• Given instruction: Retype each line of the material exactly, please, skipping any picture in it.

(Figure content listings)
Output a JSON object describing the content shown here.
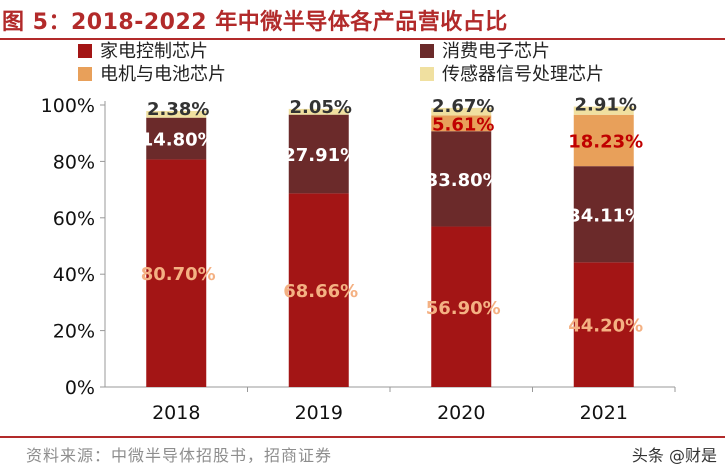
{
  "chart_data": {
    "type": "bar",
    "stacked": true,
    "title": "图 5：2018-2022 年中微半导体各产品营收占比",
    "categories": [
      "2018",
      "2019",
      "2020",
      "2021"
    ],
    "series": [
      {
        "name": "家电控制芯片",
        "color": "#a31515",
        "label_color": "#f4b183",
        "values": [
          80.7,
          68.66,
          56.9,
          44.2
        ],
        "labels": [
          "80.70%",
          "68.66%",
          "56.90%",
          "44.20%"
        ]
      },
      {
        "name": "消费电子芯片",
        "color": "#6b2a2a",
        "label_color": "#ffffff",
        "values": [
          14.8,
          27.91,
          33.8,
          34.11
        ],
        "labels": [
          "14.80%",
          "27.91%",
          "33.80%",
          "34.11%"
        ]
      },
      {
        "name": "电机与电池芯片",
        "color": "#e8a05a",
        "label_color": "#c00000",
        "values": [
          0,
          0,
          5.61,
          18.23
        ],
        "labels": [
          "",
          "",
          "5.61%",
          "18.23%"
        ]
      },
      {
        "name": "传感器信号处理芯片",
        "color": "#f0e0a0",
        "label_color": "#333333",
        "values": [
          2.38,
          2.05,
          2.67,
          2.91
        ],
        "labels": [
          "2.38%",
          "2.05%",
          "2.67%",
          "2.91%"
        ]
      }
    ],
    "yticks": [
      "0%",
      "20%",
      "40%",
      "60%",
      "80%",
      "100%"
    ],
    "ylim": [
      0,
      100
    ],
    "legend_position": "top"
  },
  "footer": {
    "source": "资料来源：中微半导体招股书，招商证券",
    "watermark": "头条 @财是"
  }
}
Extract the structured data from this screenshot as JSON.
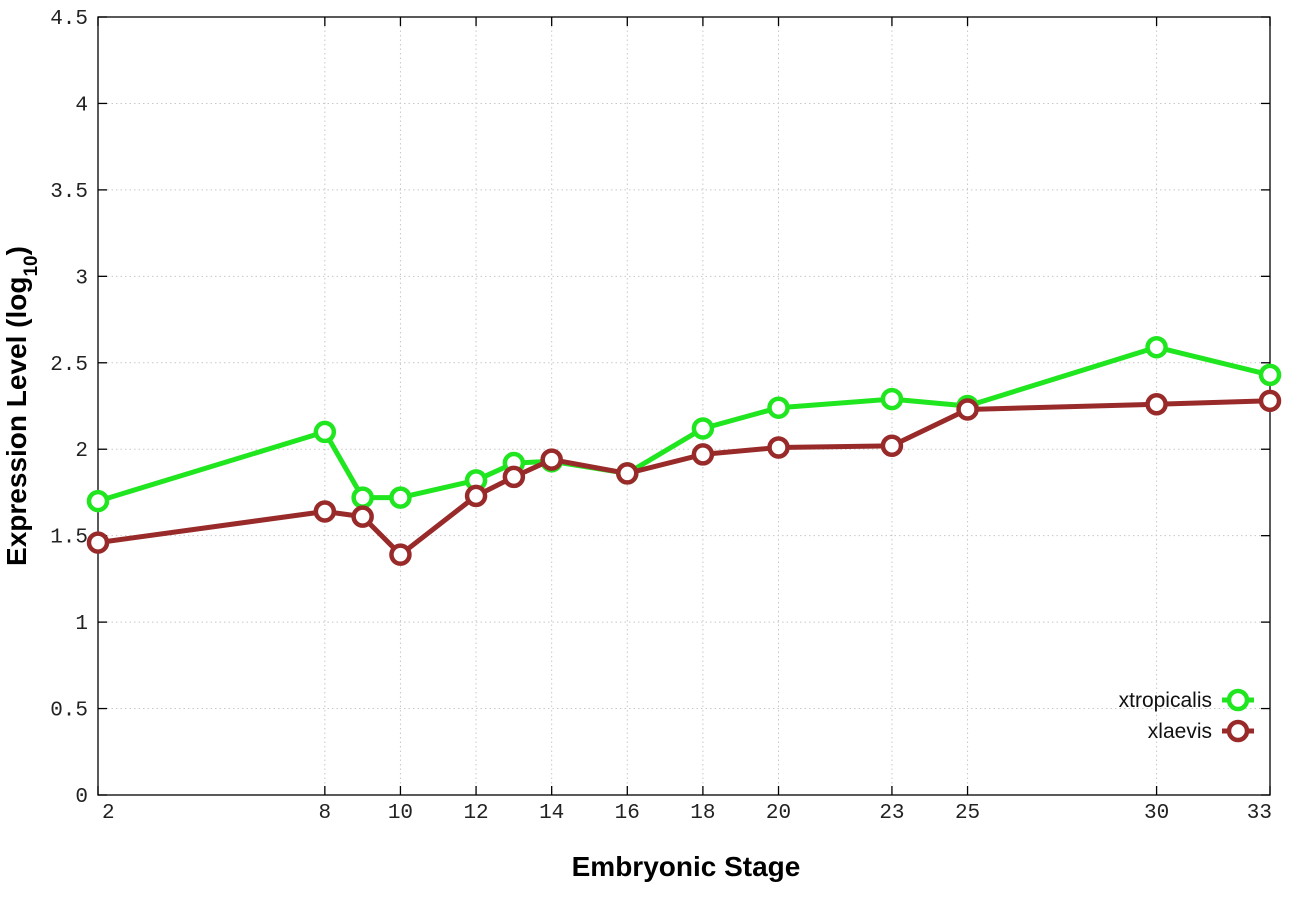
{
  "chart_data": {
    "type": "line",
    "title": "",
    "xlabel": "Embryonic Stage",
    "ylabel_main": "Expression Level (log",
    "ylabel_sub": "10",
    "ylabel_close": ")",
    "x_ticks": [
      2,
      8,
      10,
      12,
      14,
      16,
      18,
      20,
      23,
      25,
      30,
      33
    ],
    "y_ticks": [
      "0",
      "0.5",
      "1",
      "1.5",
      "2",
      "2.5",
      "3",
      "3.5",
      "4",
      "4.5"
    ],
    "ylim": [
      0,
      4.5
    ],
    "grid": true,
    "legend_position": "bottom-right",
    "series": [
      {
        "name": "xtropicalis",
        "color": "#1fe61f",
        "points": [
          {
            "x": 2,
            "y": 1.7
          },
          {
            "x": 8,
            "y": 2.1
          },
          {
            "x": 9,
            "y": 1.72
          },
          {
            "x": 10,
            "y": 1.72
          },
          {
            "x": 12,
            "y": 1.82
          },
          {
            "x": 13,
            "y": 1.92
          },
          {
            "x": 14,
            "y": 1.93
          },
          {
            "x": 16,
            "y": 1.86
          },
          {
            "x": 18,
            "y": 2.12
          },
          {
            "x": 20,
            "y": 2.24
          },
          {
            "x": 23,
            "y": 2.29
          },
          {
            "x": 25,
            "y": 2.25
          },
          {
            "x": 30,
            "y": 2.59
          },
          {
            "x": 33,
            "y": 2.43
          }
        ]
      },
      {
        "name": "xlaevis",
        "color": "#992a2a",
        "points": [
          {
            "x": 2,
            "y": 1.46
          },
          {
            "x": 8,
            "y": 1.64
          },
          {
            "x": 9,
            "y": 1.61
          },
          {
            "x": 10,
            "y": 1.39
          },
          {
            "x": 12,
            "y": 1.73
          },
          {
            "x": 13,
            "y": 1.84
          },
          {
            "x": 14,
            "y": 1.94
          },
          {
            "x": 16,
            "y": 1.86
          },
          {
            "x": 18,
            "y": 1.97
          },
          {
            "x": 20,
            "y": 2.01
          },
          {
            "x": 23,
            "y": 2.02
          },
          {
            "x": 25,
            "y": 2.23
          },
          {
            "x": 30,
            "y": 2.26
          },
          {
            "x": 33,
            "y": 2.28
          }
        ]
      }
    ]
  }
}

• Solution to the problem:
Output a JSON object describing the content shown here.
{
  "chart_data": {
    "type": "bar",
    "stacked": true,
    "title": "图 5：2018-2022 年中微半导体各产品营收占比",
    "categories": [
      "2018",
      "2019",
      "2020",
      "2021"
    ],
    "series": [
      {
        "name": "家电控制芯片",
        "color": "#a31515",
        "label_color": "#f4b183",
        "values": [
          80.7,
          68.66,
          56.9,
          44.2
        ],
        "labels": [
          "80.70%",
          "68.66%",
          "56.90%",
          "44.20%"
        ]
      },
      {
        "name": "消费电子芯片",
        "color": "#6b2a2a",
        "label_color": "#ffffff",
        "values": [
          14.8,
          27.91,
          33.8,
          34.11
        ],
        "labels": [
          "14.80%",
          "27.91%",
          "33.80%",
          "34.11%"
        ]
      },
      {
        "name": "电机与电池芯片",
        "color": "#e8a05a",
        "label_color": "#c00000",
        "values": [
          0,
          0,
          5.61,
          18.23
        ],
        "labels": [
          "",
          "",
          "5.61%",
          "18.23%"
        ]
      },
      {
        "name": "传感器信号处理芯片",
        "color": "#f0e0a0",
        "label_color": "#333333",
        "values": [
          2.38,
          2.05,
          2.67,
          2.91
        ],
        "labels": [
          "2.38%",
          "2.05%",
          "2.67%",
          "2.91%"
        ]
      }
    ],
    "yticks": [
      "0%",
      "20%",
      "40%",
      "60%",
      "80%",
      "100%"
    ],
    "ylim": [
      0,
      100
    ],
    "legend_position": "top"
  },
  "footer": {
    "source": "资料来源：中微半导体招股书，招商证券",
    "watermark": "头条 @财是"
  }
}
Extract the structured data from this screenshot as JSON.
{
  "chart_data": {
    "type": "line",
    "title": "",
    "xlabel": "Embryonic Stage",
    "ylabel_main": "Expression Level (log",
    "ylabel_sub": "10",
    "ylabel_close": ")",
    "x_ticks": [
      2,
      8,
      10,
      12,
      14,
      16,
      18,
      20,
      23,
      25,
      30,
      33
    ],
    "y_ticks": [
      "0",
      "0.5",
      "1",
      "1.5",
      "2",
      "2.5",
      "3",
      "3.5",
      "4",
      "4.5"
    ],
    "ylim": [
      0,
      4.5
    ],
    "grid": true,
    "legend_position": "bottom-right",
    "series": [
      {
        "name": "xtropicalis",
        "color": "#1fe61f",
        "points": [
          {
            "x": 2,
            "y": 1.7
          },
          {
            "x": 8,
            "y": 2.1
          },
          {
            "x": 9,
            "y": 1.72
          },
          {
            "x": 10,
            "y": 1.72
          },
          {
            "x": 12,
            "y": 1.82
          },
          {
            "x": 13,
            "y": 1.92
          },
          {
            "x": 14,
            "y": 1.93
          },
          {
            "x": 16,
            "y": 1.86
          },
          {
            "x": 18,
            "y": 2.12
          },
          {
            "x": 20,
            "y": 2.24
          },
          {
            "x": 23,
            "y": 2.29
          },
          {
            "x": 25,
            "y": 2.25
          },
          {
            "x": 30,
            "y": 2.59
          },
          {
            "x": 33,
            "y": 2.43
          }
        ]
      },
      {
        "name": "xlaevis",
        "color": "#992a2a",
        "points": [
          {
            "x": 2,
            "y": 1.46
          },
          {
            "x": 8,
            "y": 1.64
          },
          {
            "x": 9,
            "y": 1.61
          },
          {
            "x": 10,
            "y": 1.39
          },
          {
            "x": 12,
            "y": 1.73
          },
          {
            "x": 13,
            "y": 1.84
          },
          {
            "x": 14,
            "y": 1.94
          },
          {
            "x": 16,
            "y": 1.86
          },
          {
            "x": 18,
            "y": 1.97
          },
          {
            "x": 20,
            "y": 2.01
          },
          {
            "x": 23,
            "y": 2.02
          },
          {
            "x": 25,
            "y": 2.23
          },
          {
            "x": 30,
            "y": 2.26
          },
          {
            "x": 33,
            "y": 2.28
          }
        ]
      }
    ]
  }
}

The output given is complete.